◆ **Data extracted from a collection**:

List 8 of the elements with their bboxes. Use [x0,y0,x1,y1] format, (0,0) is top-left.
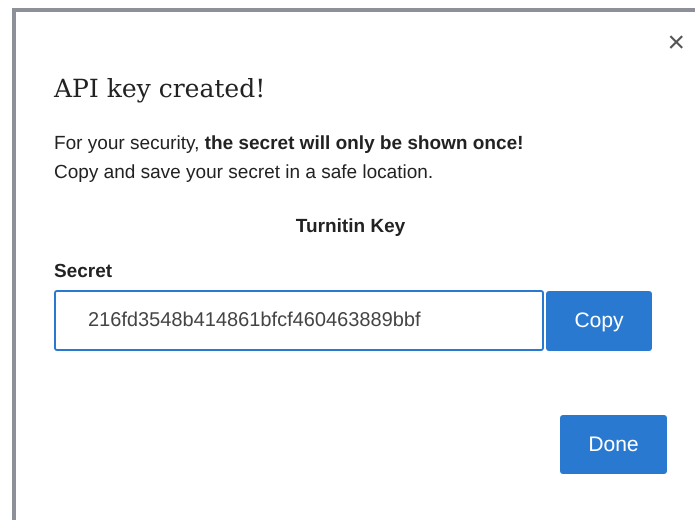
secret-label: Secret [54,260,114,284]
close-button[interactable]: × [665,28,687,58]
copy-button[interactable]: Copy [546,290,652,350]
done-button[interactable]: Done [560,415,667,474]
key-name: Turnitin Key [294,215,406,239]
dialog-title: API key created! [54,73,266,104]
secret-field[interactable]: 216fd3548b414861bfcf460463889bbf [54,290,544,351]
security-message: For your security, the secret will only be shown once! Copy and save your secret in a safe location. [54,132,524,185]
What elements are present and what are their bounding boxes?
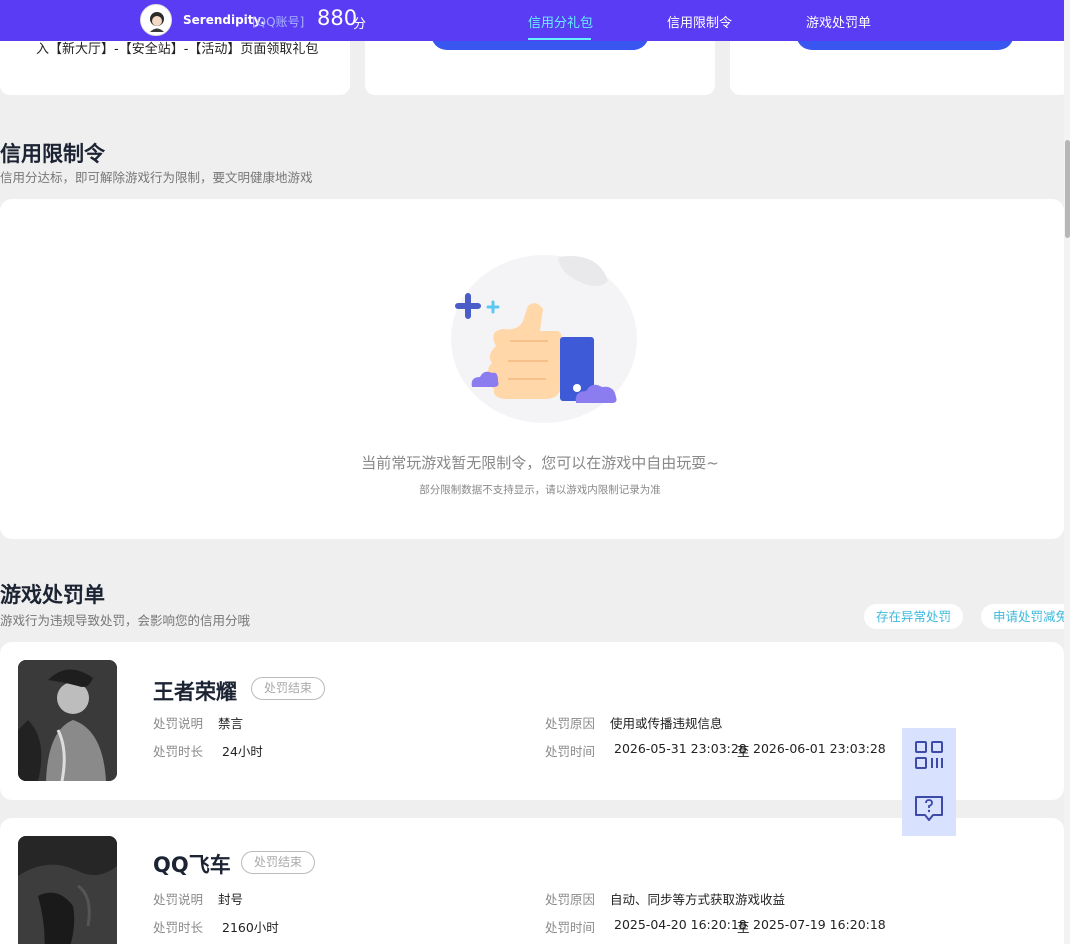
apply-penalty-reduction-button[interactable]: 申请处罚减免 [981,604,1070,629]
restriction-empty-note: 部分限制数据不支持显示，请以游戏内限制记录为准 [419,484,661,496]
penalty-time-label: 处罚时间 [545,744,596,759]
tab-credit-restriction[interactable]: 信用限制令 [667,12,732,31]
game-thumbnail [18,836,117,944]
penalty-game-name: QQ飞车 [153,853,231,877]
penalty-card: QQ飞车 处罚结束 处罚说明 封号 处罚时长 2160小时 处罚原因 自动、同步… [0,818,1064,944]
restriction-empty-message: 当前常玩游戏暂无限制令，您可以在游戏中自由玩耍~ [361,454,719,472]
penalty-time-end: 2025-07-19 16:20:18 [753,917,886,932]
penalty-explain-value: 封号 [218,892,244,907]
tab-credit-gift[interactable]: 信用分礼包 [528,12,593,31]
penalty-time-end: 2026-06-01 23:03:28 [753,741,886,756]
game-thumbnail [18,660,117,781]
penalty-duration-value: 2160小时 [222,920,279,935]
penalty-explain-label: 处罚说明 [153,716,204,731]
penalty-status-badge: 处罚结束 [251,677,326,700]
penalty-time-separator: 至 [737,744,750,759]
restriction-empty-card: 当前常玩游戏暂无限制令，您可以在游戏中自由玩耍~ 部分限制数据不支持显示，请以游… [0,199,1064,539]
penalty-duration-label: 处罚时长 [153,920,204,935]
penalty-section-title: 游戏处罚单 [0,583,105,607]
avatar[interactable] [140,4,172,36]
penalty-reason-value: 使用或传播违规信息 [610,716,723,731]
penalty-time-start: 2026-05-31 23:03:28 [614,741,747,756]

◆ **YOUR OBJECTIVE**:
Reproduce all of the data above word for word, leaving out the pictures.

◆ **FINISHED TASK**:
List 8 of the elements with their bboxes. Use [x0,y0,x1,y1] format, (0,0) is top-left.
secret-label: Secret [54,260,114,284]
close-button[interactable]: × [665,28,687,58]
copy-button[interactable]: Copy [546,290,652,350]
done-button[interactable]: Done [560,415,667,474]
key-name: Turnitin Key [294,215,406,239]
dialog-title: API key created! [54,73,266,104]
secret-field[interactable]: 216fd3548b414861bfcf460463889bbf [54,290,544,351]
security-message: For your security, the secret will only be shown once! Copy and save your secret in a safe location. [54,132,524,185]
What elements are present and what are their bounding boxes?
apply-penalty-reduction-button[interactable]: 申请处罚减免 [981,604,1070,629]
restriction-empty-note: 部分限制数据不支持显示，请以游戏内限制记录为准 [419,484,661,496]
penalty-time-label: 处罚时间 [545,744,596,759]
tab-credit-restriction[interactable]: 信用限制令 [667,12,732,31]
game-thumbnail [18,836,117,944]
penalty-game-name: QQ飞车 [153,853,231,877]
penalty-card: QQ飞车 处罚结束 处罚说明 封号 处罚时长 2160小时 处罚原因 自动、同步… [0,818,1064,944]
restriction-empty-message: 当前常玩游戏暂无限制令，您可以在游戏中自由玩耍~ [361,454,719,472]
penalty-time-end: 2025-07-19 16:20:18 [753,917,886,932]
penalty-explain-value: 封号 [218,892,244,907]
tab-credit-gift[interactable]: 信用分礼包 [528,12,593,31]
penalty-time-end: 2026-06-01 23:03:28 [753,741,886,756]
game-thumbnail [18,660,117,781]
penalty-duration-value: 2160小时 [222,920,279,935]
penalty-explain-label: 处罚说明 [153,716,204,731]
penalty-status-badge: 处罚结束 [251,677,326,700]
penalty-time-separator: 至 [737,744,750,759]
restriction-empty-card: 当前常玩游戏暂无限制令，您可以在游戏中自由玩耍~ 部分限制数据不支持显示，请以游… [0,199,1064,539]
penalty-duration-label: 处罚时长 [153,920,204,935]
penalty-section-title: 游戏处罚单 [0,583,105,607]
avatar[interactable] [140,4,172,36]
penalty-reason-value: 使用或传播违规信息 [610,716,723,731]
penalty-time-start: 2026-05-31 23:03:28 [614,741,747,756]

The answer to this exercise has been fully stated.